▶ _What you will do_:
Which lines hold the word "soberania"? Copy each one.

▶ _Supplied records_:
┌──

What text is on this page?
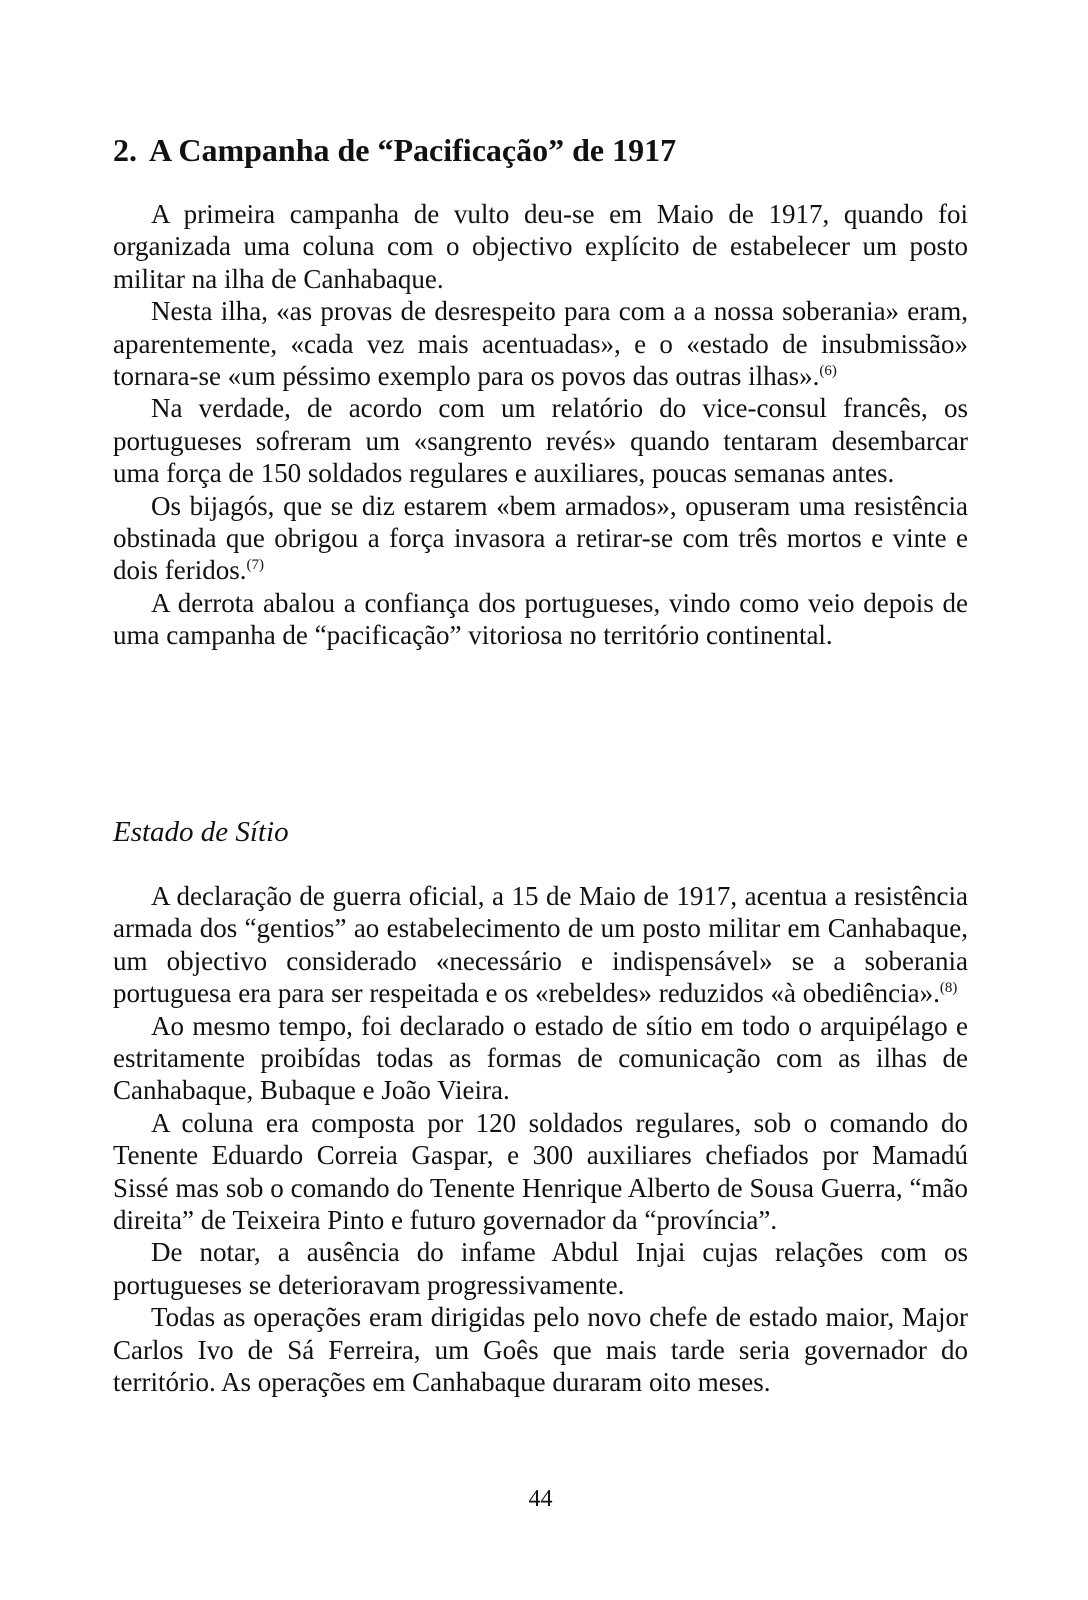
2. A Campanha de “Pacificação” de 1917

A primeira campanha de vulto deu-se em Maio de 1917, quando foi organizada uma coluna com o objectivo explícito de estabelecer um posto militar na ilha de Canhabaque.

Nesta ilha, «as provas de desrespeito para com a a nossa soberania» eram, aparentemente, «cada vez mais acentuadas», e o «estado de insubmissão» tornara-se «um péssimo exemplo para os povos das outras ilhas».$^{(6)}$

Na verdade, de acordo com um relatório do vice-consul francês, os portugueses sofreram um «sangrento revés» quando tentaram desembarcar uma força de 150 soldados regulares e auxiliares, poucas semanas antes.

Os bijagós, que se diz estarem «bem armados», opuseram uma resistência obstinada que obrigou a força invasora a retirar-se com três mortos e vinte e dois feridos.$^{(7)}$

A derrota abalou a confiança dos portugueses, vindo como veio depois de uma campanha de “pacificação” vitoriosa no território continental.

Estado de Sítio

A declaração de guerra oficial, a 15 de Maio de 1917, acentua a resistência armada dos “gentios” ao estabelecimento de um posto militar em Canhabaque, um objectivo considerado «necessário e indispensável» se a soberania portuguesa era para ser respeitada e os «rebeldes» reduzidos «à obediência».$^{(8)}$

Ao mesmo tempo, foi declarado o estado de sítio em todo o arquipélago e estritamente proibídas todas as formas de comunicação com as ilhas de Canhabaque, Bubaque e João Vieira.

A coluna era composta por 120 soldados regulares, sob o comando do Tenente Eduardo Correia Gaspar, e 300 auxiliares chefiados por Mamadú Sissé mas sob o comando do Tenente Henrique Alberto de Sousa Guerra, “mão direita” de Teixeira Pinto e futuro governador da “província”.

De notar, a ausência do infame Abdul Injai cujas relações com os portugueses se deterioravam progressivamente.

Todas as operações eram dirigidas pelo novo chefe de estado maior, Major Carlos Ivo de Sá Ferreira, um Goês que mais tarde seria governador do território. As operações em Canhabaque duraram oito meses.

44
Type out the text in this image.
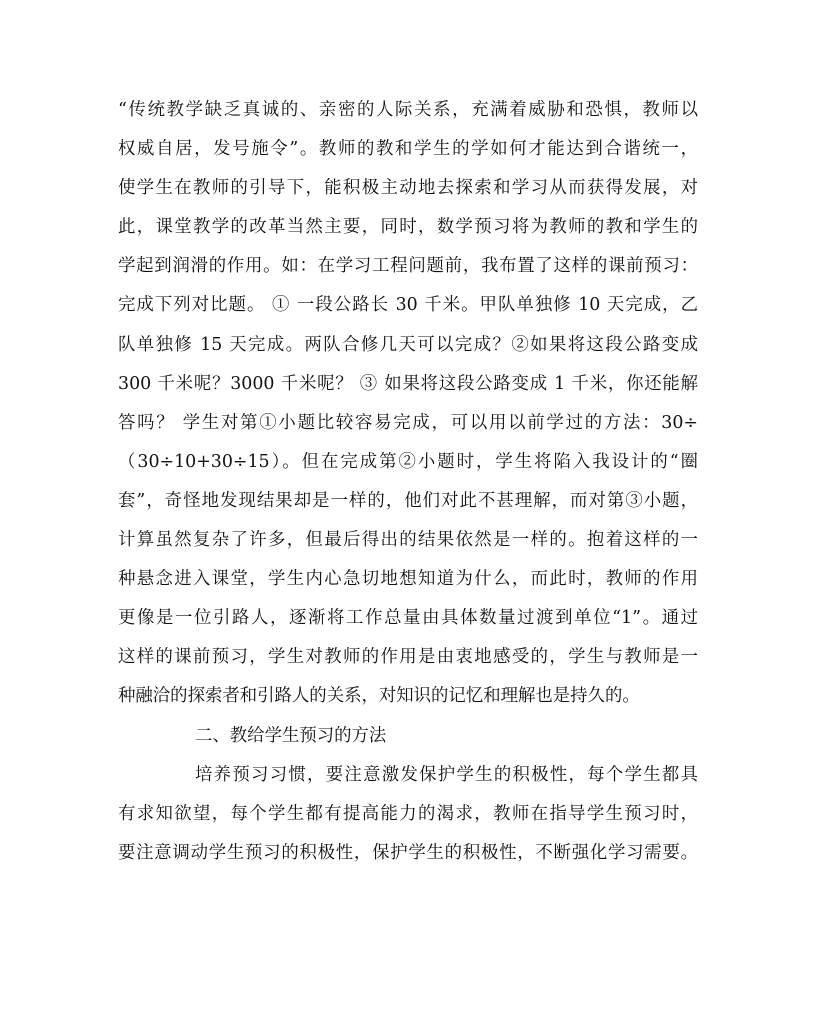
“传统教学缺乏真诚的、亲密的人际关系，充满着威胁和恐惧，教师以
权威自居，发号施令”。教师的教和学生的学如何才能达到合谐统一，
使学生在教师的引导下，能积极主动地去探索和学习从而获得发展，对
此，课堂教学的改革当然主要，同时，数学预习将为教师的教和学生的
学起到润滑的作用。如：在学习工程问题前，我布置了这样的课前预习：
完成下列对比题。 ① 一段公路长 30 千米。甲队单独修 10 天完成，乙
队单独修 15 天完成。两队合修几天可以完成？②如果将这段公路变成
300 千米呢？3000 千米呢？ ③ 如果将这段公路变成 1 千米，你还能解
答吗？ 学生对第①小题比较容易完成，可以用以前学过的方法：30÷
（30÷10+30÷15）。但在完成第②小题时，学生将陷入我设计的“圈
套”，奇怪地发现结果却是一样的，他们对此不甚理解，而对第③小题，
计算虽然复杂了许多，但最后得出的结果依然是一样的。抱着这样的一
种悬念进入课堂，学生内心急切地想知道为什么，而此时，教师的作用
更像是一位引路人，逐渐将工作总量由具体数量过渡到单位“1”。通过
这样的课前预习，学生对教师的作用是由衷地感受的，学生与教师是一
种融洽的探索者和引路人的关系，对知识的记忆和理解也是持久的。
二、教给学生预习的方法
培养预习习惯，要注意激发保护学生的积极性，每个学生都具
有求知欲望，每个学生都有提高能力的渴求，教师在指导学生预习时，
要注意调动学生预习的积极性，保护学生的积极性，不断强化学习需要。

└──

▶ _Solution to the problem_:
Nesta ilha, «as provas de desrespeito para com a a nossa soberania» eram, aparentemente, «cada vez mais acentuadas», e o «estado de insubmissão» tornara-se «um péssimo exemplo para os povos das outras ilhas».$^{(6)}$
A declaração de guerra oficial, a 15 de Maio de 1917, acentua a resistência armada dos “gentios” ao estabelecimento de um posto militar em Canhabaque, um objectivo considerado «necessário e indispensável» se a soberania portuguesa era para ser respeitada e os «rebeldes» reduzidos «à obediência».$^{(8)}$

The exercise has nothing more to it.